==== Listing

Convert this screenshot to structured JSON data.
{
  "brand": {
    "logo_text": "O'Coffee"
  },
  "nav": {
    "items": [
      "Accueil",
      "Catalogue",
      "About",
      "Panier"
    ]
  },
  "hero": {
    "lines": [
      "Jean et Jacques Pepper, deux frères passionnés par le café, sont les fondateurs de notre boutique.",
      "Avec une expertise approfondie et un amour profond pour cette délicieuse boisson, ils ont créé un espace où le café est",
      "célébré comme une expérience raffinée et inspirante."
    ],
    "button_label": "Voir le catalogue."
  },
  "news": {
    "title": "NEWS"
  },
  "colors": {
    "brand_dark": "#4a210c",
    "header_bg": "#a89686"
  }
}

========

▶ [What to do] Transcribe every line of the data, exactly as it stands.

▶ [Output below]
Convert this screenshot to structured JSON data.
{
  "brand": {
    "logo_text": "O'Coffee"
  },
  "nav": {
    "items": [
      "Accueil",
      "Catalogue",
      "About",
      "Panier"
    ]
  },
  "hero": {
    "lines": [
      "Jean et Jacques Pepper, deux frères passionnés par le café, sont les fondateurs de notre boutique.",
      "Avec une expertise approfondie et un amour profond pour cette délicieuse boisson, ils ont créé un espace où le café est",
      "célébré comme une expérience raffinée et inspirante."
    ],
    "button_label": "Voir le catalogue."
  },
  "news": {
    "title": "NEWS"
  },
  "colors": {
    "brand_dark": "#4a210c",
    "header_bg": "#a89686"
  }
}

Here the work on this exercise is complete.